● EXERCISE REQUIREMENTS
Leave out the pictures; transcribe all else exactly.

[Stored items from a collection]
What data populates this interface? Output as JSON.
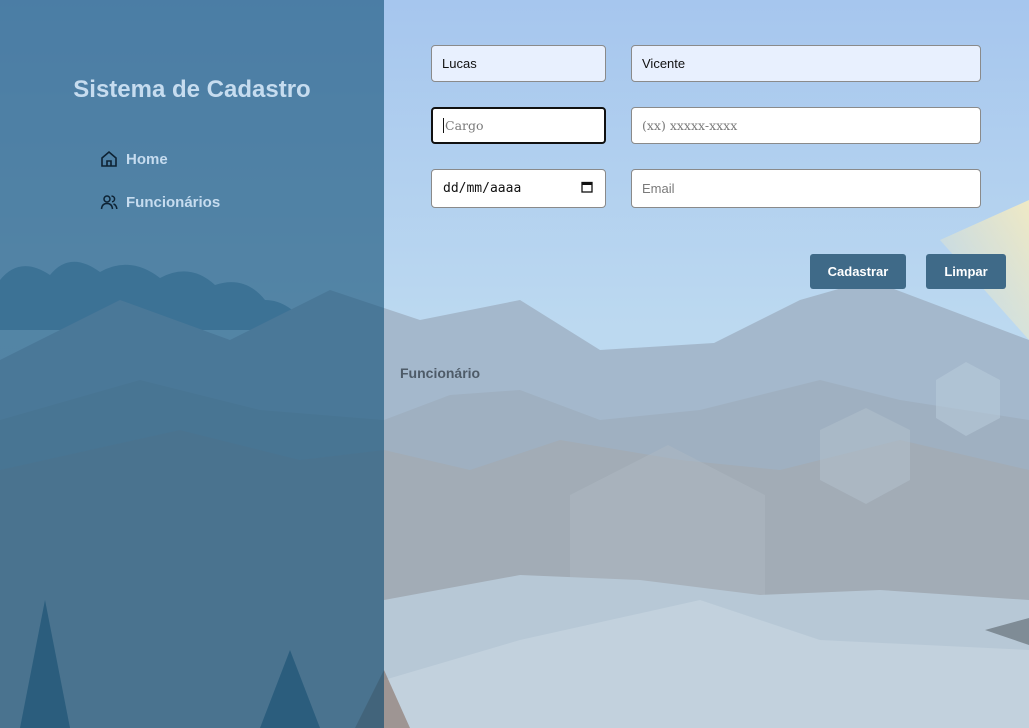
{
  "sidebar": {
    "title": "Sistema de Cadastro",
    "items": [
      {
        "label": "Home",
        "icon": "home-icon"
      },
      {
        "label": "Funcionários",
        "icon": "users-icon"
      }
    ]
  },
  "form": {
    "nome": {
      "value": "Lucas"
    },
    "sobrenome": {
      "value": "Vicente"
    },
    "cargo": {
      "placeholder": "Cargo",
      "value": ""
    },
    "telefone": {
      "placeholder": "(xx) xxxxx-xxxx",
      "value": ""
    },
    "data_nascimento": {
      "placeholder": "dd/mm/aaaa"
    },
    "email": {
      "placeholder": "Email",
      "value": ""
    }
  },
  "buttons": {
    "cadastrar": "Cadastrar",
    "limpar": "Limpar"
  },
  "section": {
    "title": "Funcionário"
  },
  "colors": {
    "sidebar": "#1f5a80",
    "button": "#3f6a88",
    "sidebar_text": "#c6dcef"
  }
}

● FINISHED TASK
What data populates this interface? Output as JSON.
{
  "sidebar": {
    "title": "Sistema de Cadastro",
    "items": [
      {
        "label": "Home",
        "icon": "home-icon"
      },
      {
        "label": "Funcionários",
        "icon": "users-icon"
      }
    ]
  },
  "form": {
    "nome": {
      "value": "Lucas"
    },
    "sobrenome": {
      "value": "Vicente"
    },
    "cargo": {
      "placeholder": "Cargo",
      "value": ""
    },
    "telefone": {
      "placeholder": "(xx) xxxxx-xxxx",
      "value": ""
    },
    "data_nascimento": {
      "placeholder": "dd/mm/aaaa"
    },
    "email": {
      "placeholder": "Email",
      "value": ""
    }
  },
  "buttons": {
    "cadastrar": "Cadastrar",
    "limpar": "Limpar"
  },
  "section": {
    "title": "Funcionário"
  },
  "colors": {
    "sidebar": "#1f5a80",
    "button": "#3f6a88",
    "sidebar_text": "#c6dcef"
  }
}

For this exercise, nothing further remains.